### Problem to work on:
All of the data below should be written out exactly.

### Data to process:
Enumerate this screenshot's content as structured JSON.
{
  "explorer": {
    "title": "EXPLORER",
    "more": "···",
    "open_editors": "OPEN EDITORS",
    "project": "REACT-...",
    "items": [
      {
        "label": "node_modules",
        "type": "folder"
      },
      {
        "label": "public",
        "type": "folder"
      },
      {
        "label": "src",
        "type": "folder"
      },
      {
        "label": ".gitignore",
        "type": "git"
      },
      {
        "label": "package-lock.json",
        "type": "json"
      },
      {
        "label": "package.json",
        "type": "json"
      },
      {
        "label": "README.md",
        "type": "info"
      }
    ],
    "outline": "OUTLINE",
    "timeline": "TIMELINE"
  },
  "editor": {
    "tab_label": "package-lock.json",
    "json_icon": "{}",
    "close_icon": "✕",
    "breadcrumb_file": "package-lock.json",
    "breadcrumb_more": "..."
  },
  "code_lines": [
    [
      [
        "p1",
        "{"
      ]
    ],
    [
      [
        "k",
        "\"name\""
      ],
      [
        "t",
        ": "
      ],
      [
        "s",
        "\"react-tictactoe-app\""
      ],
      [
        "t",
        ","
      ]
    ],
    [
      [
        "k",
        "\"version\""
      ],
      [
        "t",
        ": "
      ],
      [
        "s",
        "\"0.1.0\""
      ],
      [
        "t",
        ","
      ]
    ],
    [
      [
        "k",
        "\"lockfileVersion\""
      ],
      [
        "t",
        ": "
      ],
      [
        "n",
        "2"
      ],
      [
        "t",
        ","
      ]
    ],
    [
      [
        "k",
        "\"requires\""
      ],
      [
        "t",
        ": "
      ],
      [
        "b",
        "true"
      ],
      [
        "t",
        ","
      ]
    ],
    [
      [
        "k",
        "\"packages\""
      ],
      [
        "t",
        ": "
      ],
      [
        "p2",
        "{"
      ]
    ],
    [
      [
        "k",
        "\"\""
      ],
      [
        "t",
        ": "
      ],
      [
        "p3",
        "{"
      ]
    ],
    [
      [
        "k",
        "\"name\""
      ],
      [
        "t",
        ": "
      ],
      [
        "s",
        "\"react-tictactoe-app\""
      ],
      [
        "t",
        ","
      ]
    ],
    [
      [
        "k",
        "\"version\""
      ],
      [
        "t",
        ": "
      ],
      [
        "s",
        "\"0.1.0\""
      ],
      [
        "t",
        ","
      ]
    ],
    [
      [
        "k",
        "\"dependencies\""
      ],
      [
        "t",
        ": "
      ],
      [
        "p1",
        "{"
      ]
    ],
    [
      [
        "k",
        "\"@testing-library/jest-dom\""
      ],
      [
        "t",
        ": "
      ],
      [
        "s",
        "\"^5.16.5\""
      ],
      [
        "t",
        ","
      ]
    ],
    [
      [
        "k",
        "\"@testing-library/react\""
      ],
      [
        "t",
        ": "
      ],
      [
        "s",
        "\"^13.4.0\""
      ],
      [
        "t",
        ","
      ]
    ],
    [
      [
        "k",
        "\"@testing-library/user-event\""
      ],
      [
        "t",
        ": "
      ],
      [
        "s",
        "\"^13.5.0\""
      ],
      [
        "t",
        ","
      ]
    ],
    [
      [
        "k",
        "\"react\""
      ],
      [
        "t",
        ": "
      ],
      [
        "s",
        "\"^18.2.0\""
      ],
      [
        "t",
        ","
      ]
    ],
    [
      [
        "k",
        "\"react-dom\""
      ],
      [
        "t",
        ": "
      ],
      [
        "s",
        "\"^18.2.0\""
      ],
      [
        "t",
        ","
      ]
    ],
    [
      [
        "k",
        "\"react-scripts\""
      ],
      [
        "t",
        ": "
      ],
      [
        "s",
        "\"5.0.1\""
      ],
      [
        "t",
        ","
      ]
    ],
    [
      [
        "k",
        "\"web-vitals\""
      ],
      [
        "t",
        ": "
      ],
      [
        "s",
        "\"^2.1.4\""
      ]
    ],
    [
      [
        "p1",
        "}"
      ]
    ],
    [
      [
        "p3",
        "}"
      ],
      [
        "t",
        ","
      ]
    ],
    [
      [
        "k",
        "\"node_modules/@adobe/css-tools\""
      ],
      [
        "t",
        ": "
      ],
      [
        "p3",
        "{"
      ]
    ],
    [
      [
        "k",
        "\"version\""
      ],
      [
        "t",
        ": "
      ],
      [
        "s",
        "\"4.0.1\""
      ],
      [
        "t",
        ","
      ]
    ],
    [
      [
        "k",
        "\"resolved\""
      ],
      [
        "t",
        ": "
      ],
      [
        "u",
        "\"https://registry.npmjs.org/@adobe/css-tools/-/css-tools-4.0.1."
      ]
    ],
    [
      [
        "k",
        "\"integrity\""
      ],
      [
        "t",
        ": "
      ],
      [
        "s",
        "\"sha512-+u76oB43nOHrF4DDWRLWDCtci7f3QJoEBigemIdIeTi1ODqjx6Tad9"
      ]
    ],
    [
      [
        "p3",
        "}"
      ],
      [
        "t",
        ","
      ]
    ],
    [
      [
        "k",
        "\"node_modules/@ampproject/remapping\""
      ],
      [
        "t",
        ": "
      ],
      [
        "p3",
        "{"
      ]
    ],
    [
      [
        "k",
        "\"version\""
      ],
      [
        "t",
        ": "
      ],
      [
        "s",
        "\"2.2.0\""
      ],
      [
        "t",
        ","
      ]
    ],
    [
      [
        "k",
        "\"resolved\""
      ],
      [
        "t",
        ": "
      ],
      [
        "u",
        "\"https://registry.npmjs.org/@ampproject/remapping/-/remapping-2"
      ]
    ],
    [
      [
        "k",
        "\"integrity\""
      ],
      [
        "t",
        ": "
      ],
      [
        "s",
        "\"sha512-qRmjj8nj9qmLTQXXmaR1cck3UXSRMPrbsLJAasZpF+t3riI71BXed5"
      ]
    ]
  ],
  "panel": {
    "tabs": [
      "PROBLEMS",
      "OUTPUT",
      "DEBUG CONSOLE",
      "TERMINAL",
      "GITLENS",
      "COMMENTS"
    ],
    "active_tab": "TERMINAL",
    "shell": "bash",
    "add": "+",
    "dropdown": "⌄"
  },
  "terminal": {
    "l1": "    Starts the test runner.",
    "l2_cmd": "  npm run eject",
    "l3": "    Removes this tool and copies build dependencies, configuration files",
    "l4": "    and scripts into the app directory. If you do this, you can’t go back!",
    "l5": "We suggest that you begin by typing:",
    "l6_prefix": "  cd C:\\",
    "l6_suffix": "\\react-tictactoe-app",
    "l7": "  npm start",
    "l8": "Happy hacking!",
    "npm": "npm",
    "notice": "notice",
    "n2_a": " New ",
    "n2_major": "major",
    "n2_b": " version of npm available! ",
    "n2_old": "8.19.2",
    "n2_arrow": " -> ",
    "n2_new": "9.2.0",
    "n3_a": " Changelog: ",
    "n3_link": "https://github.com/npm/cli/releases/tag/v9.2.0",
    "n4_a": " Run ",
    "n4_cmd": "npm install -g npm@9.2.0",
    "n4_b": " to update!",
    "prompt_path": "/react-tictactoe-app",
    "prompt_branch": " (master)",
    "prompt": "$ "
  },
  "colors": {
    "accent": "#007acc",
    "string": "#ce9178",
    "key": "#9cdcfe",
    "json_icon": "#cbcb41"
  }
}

### Correct output:
Enumerate this screenshot's content as structured JSON.
{
  "explorer": {
    "title": "EXPLORER",
    "more": "···",
    "open_editors": "OPEN EDITORS",
    "project": "REACT-...",
    "items": [
      {
        "label": "node_modules",
        "type": "folder"
      },
      {
        "label": "public",
        "type": "folder"
      },
      {
        "label": "src",
        "type": "folder"
      },
      {
        "label": ".gitignore",
        "type": "git"
      },
      {
        "label": "package-lock.json",
        "type": "json"
      },
      {
        "label": "package.json",
        "type": "json"
      },
      {
        "label": "README.md",
        "type": "info"
      }
    ],
    "outline": "OUTLINE",
    "timeline": "TIMELINE"
  },
  "editor": {
    "tab_label": "package-lock.json",
    "json_icon": "{}",
    "close_icon": "✕",
    "breadcrumb_file": "package-lock.json",
    "breadcrumb_more": "..."
  },
  "code_lines": [
    [
      [
        "p1",
        "{"
      ]
    ],
    [
      [
        "k",
        "\"name\""
      ],
      [
        "t",
        ": "
      ],
      [
        "s",
        "\"react-tictactoe-app\""
      ],
      [
        "t",
        ","
      ]
    ],
    [
      [
        "k",
        "\"version\""
      ],
      [
        "t",
        ": "
      ],
      [
        "s",
        "\"0.1.0\""
      ],
      [
        "t",
        ","
      ]
    ],
    [
      [
        "k",
        "\"lockfileVersion\""
      ],
      [
        "t",
        ": "
      ],
      [
        "n",
        "2"
      ],
      [
        "t",
        ","
      ]
    ],
    [
      [
        "k",
        "\"requires\""
      ],
      [
        "t",
        ": "
      ],
      [
        "b",
        "true"
      ],
      [
        "t",
        ","
      ]
    ],
    [
      [
        "k",
        "\"packages\""
      ],
      [
        "t",
        ": "
      ],
      [
        "p2",
        "{"
      ]
    ],
    [
      [
        "k",
        "\"\""
      ],
      [
        "t",
        ": "
      ],
      [
        "p3",
        "{"
      ]
    ],
    [
      [
        "k",
        "\"name\""
      ],
      [
        "t",
        ": "
      ],
      [
        "s",
        "\"react-tictactoe-app\""
      ],
      [
        "t",
        ","
      ]
    ],
    [
      [
        "k",
        "\"version\""
      ],
      [
        "t",
        ": "
      ],
      [
        "s",
        "\"0.1.0\""
      ],
      [
        "t",
        ","
      ]
    ],
    [
      [
        "k",
        "\"dependencies\""
      ],
      [
        "t",
        ": "
      ],
      [
        "p1",
        "{"
      ]
    ],
    [
      [
        "k",
        "\"@testing-library/jest-dom\""
      ],
      [
        "t",
        ": "
      ],
      [
        "s",
        "\"^5.16.5\""
      ],
      [
        "t",
        ","
      ]
    ],
    [
      [
        "k",
        "\"@testing-library/react\""
      ],
      [
        "t",
        ": "
      ],
      [
        "s",
        "\"^13.4.0\""
      ],
      [
        "t",
        ","
      ]
    ],
    [
      [
        "k",
        "\"@testing-library/user-event\""
      ],
      [
        "t",
        ": "
      ],
      [
        "s",
        "\"^13.5.0\""
      ],
      [
        "t",
        ","
      ]
    ],
    [
      [
        "k",
        "\"react\""
      ],
      [
        "t",
        ": "
      ],
      [
        "s",
        "\"^18.2.0\""
      ],
      [
        "t",
        ","
      ]
    ],
    [
      [
        "k",
        "\"react-dom\""
      ],
      [
        "t",
        ": "
      ],
      [
        "s",
        "\"^18.2.0\""
      ],
      [
        "t",
        ","
      ]
    ],
    [
      [
        "k",
        "\"react-scripts\""
      ],
      [
        "t",
        ": "
      ],
      [
        "s",
        "\"5.0.1\""
      ],
      [
        "t",
        ","
      ]
    ],
    [
      [
        "k",
        "\"web-vitals\""
      ],
      [
        "t",
        ": "
      ],
      [
        "s",
        "\"^2.1.4\""
      ]
    ],
    [
      [
        "p1",
        "}"
      ]
    ],
    [
      [
        "p3",
        "}"
      ],
      [
        "t",
        ","
      ]
    ],
    [
      [
        "k",
        "\"node_modules/@adobe/css-tools\""
      ],
      [
        "t",
        ": "
      ],
      [
        "p3",
        "{"
      ]
    ],
    [
      [
        "k",
        "\"version\""
      ],
      [
        "t",
        ": "
      ],
      [
        "s",
        "\"4.0.1\""
      ],
      [
        "t",
        ","
      ]
    ],
    [
      [
        "k",
        "\"resolved\""
      ],
      [
        "t",
        ": "
      ],
      [
        "u",
        "\"https://registry.npmjs.org/@adobe/css-tools/-/css-tools-4.0.1."
      ]
    ],
    [
      [
        "k",
        "\"integrity\""
      ],
      [
        "t",
        ": "
      ],
      [
        "s",
        "\"sha512-+u76oB43nOHrF4DDWRLWDCtci7f3QJoEBigemIdIeTi1ODqjx6Tad9"
      ]
    ],
    [
      [
        "p3",
        "}"
      ],
      [
        "t",
        ","
      ]
    ],
    [
      [
        "k",
        "\"node_modules/@ampproject/remapping\""
      ],
      [
        "t",
        ": "
      ],
      [
        "p3",
        "{"
      ]
    ],
    [
      [
        "k",
        "\"version\""
      ],
      [
        "t",
        ": "
      ],
      [
        "s",
        "\"2.2.0\""
      ],
      [
        "t",
        ","
      ]
    ],
    [
      [
        "k",
        "\"resolved\""
      ],
      [
        "t",
        ": "
      ],
      [
        "u",
        "\"https://registry.npmjs.org/@ampproject/remapping/-/remapping-2"
      ]
    ],
    [
      [
        "k",
        "\"integrity\""
      ],
      [
        "t",
        ": "
      ],
      [
        "s",
        "\"sha512-qRmjj8nj9qmLTQXXmaR1cck3UXSRMPrbsLJAasZpF+t3riI71BXed5"
      ]
    ]
  ],
  "panel": {
    "tabs": [
      "PROBLEMS",
      "OUTPUT",
      "DEBUG CONSOLE",
      "TERMINAL",
      "GITLENS",
      "COMMENTS"
    ],
    "active_tab": "TERMINAL",
    "shell": "bash",
    "add": "+",
    "dropdown": "⌄"
  },
  "terminal": {
    "l1": "    Starts the test runner.",
    "l2_cmd": "  npm run eject",
    "l3": "    Removes this tool and copies build dependencies, configuration files",
    "l4": "    and scripts into the app directory. If you do this, you can’t go back!",
    "l5": "We suggest that you begin by typing:",
    "l6_prefix": "  cd C:\\",
    "l6_suffix": "\\react-tictactoe-app",
    "l7": "  npm start",
    "l8": "Happy hacking!",
    "npm": "npm",
    "notice": "notice",
    "n2_a": " New ",
    "n2_major": "major",
    "n2_b": " version of npm available! ",
    "n2_old": "8.19.2",
    "n2_arrow": " -> ",
    "n2_new": "9.2.0",
    "n3_a": " Changelog: ",
    "n3_link": "https://github.com/npm/cli/releases/tag/v9.2.0",
    "n4_a": " Run ",
    "n4_cmd": "npm install -g npm@9.2.0",
    "n4_b": " to update!",
    "prompt_path": "/react-tictactoe-app",
    "prompt_branch": " (master)",
    "prompt": "$ "
  },
  "colors": {
    "accent": "#007acc",
    "string": "#ce9178",
    "key": "#9cdcfe",
    "json_icon": "#cbcb41"
  }
}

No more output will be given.